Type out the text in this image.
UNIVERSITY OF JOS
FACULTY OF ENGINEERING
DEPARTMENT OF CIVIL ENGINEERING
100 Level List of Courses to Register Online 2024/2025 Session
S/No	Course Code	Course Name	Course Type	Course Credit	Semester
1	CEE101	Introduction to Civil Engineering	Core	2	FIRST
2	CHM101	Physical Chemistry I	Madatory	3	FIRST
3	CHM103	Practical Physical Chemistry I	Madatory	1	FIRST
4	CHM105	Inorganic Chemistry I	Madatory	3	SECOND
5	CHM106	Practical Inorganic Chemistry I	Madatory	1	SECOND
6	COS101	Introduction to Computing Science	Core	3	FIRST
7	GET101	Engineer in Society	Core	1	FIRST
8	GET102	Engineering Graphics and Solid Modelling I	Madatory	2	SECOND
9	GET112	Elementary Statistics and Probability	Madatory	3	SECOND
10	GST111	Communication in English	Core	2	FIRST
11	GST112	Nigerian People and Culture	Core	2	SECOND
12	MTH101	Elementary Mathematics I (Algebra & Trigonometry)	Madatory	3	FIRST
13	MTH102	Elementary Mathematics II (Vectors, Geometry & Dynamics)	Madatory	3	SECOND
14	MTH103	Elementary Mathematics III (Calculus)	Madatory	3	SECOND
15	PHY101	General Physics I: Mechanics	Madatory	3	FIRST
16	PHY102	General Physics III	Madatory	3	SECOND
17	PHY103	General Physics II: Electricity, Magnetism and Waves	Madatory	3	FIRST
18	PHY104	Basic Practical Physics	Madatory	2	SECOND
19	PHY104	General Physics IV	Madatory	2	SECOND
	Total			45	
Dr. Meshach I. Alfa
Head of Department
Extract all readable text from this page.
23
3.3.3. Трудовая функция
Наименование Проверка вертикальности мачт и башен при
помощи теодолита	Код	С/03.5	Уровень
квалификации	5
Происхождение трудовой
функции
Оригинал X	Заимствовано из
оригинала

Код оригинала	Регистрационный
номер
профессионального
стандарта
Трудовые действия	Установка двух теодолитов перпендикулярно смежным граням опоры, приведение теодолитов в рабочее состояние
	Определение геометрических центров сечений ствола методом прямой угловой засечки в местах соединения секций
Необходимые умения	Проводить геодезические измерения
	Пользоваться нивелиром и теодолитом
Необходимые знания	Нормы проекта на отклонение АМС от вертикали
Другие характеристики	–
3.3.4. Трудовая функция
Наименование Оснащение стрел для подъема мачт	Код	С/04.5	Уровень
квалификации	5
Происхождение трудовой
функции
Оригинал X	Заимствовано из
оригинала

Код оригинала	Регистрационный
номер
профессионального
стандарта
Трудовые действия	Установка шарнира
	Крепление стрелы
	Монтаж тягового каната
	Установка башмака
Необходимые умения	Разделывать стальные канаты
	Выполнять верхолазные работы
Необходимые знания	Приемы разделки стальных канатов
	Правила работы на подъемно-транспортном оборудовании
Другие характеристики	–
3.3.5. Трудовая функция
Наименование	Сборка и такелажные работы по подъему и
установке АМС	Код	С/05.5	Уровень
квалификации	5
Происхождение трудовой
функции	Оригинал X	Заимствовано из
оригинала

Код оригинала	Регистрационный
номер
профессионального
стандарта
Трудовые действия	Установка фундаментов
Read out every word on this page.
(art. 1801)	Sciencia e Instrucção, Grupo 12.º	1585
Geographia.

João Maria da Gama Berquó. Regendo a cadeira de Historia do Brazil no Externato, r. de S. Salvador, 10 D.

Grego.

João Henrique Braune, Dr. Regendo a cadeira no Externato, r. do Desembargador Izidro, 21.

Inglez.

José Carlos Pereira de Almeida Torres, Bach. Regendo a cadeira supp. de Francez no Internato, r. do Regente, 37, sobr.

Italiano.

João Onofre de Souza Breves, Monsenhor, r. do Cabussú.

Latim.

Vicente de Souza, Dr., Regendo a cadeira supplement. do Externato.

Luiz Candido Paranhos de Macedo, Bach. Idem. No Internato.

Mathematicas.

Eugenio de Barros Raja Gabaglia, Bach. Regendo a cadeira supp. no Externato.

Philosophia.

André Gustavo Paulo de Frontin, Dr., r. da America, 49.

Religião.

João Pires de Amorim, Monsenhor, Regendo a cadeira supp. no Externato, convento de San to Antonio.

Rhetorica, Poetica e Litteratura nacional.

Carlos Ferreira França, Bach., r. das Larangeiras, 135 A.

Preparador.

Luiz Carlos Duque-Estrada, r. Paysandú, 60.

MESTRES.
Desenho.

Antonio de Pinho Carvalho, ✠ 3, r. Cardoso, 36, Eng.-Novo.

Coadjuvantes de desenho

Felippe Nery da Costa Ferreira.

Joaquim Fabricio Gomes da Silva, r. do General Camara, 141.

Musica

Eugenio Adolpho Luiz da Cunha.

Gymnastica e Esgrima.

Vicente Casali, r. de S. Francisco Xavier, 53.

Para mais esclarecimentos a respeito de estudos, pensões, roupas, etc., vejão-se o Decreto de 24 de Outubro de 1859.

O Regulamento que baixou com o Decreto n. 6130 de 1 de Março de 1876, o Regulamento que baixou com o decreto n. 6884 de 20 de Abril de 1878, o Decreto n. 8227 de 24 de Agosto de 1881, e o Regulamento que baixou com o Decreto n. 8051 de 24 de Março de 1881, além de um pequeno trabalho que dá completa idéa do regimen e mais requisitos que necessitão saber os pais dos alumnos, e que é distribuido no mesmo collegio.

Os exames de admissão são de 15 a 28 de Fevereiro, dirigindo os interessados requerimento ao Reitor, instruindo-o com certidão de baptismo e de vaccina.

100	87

Instruction – Recopy the whole listing exactly.

Answer to the task –
Type out the text in this image.
UNIVERSITY OF JOS
FACULTY OF ENGINEERING
DEPARTMENT OF CIVIL ENGINEERING
100 Level List of Courses to Register Online 2024/2025 Session
S/No	Course Code	Course Name	Course Type	Course Credit	Semester
1	CEE101	Introduction to Civil Engineering	Core	2	FIRST
2	CHM101	Physical Chemistry I	Madatory	3	FIRST
3	CHM103	Practical Physical Chemistry I	Madatory	1	FIRST
4	CHM105	Inorganic Chemistry I	Madatory	3	SECOND
5	CHM106	Practical Inorganic Chemistry I	Madatory	1	SECOND
6	COS101	Introduction to Computing Science	Core	3	FIRST
7	GET101	Engineer in Society	Core	1	FIRST
8	GET102	Engineering Graphics and Solid Modelling I	Madatory	2	SECOND
9	GET112	Elementary Statistics and Probability	Madatory	3	SECOND
10	GST111	Communication in English	Core	2	FIRST
11	GST112	Nigerian People and Culture	Core	2	SECOND
12	MTH101	Elementary Mathematics I (Algebra & Trigonometry)	Madatory	3	FIRST
13	MTH102	Elementary Mathematics II (Vectors, Geometry & Dynamics)	Madatory	3	SECOND
14	MTH103	Elementary Mathematics III (Calculus)	Madatory	3	SECOND
15	PHY101	General Physics I: Mechanics	Madatory	3	FIRST
16	PHY102	General Physics III	Madatory	3	SECOND
17	PHY103	General Physics II: Electricity, Magnetism and Waves	Madatory	3	FIRST
18	PHY104	Basic Practical Physics	Madatory	2	SECOND
19	PHY104	General Physics IV	Madatory	2	SECOND
	Total			45	
Dr. Meshach I. Alfa
Head of Department
Extract all readable text from this page.
23
3.3.3. Трудовая функция
Наименование Проверка вертикальности мачт и башен при
помощи теодолита	Код	С/03.5	Уровень
квалификации	5
Происхождение трудовой
функции
Оригинал X	Заимствовано из
оригинала

Код оригинала	Регистрационный
номер
профессионального
стандарта
Трудовые действия	Установка двух теодолитов перпендикулярно смежным граням опоры, приведение теодолитов в рабочее состояние
	Определение геометрических центров сечений ствола методом прямой угловой засечки в местах соединения секций
Необходимые умения	Проводить геодезические измерения
	Пользоваться нивелиром и теодолитом
Необходимые знания	Нормы проекта на отклонение АМС от вертикали
Другие характеристики	–
3.3.4. Трудовая функция
Наименование Оснащение стрел для подъема мачт	Код	С/04.5	Уровень
квалификации	5
Происхождение трудовой
функции
Оригинал X	Заимствовано из
оригинала

Код оригинала	Регистрационный
номер
профессионального
стандарта
Трудовые действия	Установка шарнира
	Крепление стрелы
	Монтаж тягового каната
	Установка башмака
Необходимые умения	Разделывать стальные канаты
	Выполнять верхолазные работы
Необходимые знания	Приемы разделки стальных канатов
	Правила работы на подъемно-транспортном оборудовании
Другие характеристики	–
3.3.5. Трудовая функция
Наименование	Сборка и такелажные работы по подъему и
установке АМС	Код	С/05.5	Уровень
квалификации	5
Происхождение трудовой
функции	Оригинал X	Заимствовано из
оригинала

Код оригинала	Регистрационный
номер
профессионального
стандарта
Трудовые действия	Установка фундаментов
Read out every word on this page.
(art. 1801)	Sciencia e Instrucção, Grupo 12.º	1585
Geographia.

João Maria da Gama Berquó. Regendo a cadeira de Historia do Brazil no Externato, r. de S. Salvador, 10 D.

Grego.

João Henrique Braune, Dr. Regendo a cadeira no Externato, r. do Desembargador Izidro, 21.

Inglez.

José Carlos Pereira de Almeida Torres, Bach. Regendo a cadeira supp. de Francez no Internato, r. do Regente, 37, sobr.

Italiano.

João Onofre de Souza Breves, Monsenhor, r. do Cabussú.

Latim.

Vicente de Souza, Dr., Regendo a cadeira supplement. do Externato.

Luiz Candido Paranhos de Macedo, Bach. Idem. No Internato.

Mathematicas.

Eugenio de Barros Raja Gabaglia, Bach. Regendo a cadeira supp. no Externato.

Philosophia.

André Gustavo Paulo de Frontin, Dr., r. da America, 49.

Religião.

João Pires de Amorim, Monsenhor, Regendo a cadeira supp. no Externato, convento de San to Antonio.

Rhetorica, Poetica e Litteratura nacional.

Carlos Ferreira França, Bach., r. das Larangeiras, 135 A.

Preparador.

Luiz Carlos Duque-Estrada, r. Paysandú, 60.

MESTRES.
Desenho.

Antonio de Pinho Carvalho, ✠ 3, r. Cardoso, 36, Eng.-Novo.

Coadjuvantes de desenho

Felippe Nery da Costa Ferreira.

Joaquim Fabricio Gomes da Silva, r. do General Camara, 141.

Musica

Eugenio Adolpho Luiz da Cunha.

Gymnastica e Esgrima.

Vicente Casali, r. de S. Francisco Xavier, 53.

Para mais esclarecimentos a respeito de estudos, pensões, roupas, etc., vejão-se o Decreto de 24 de Outubro de 1859.

O Regulamento que baixou com o Decreto n. 6130 de 1 de Março de 1876, o Regulamento que baixou com o decreto n. 6884 de 20 de Abril de 1878, o Decreto n. 8227 de 24 de Agosto de 1881, e o Regulamento que baixou com o Decreto n. 8051 de 24 de Março de 1881, além de um pequeno trabalho que dá completa idéa do regimen e mais requisitos que necessitão saber os pais dos alumnos, e que é distribuido no mesmo collegio.

Os exames de admissão são de 15 a 28 de Fevereiro, dirigindo os interessados requerimento ao Reitor, instruindo-o com certidão de baptismo e de vaccina.

100	87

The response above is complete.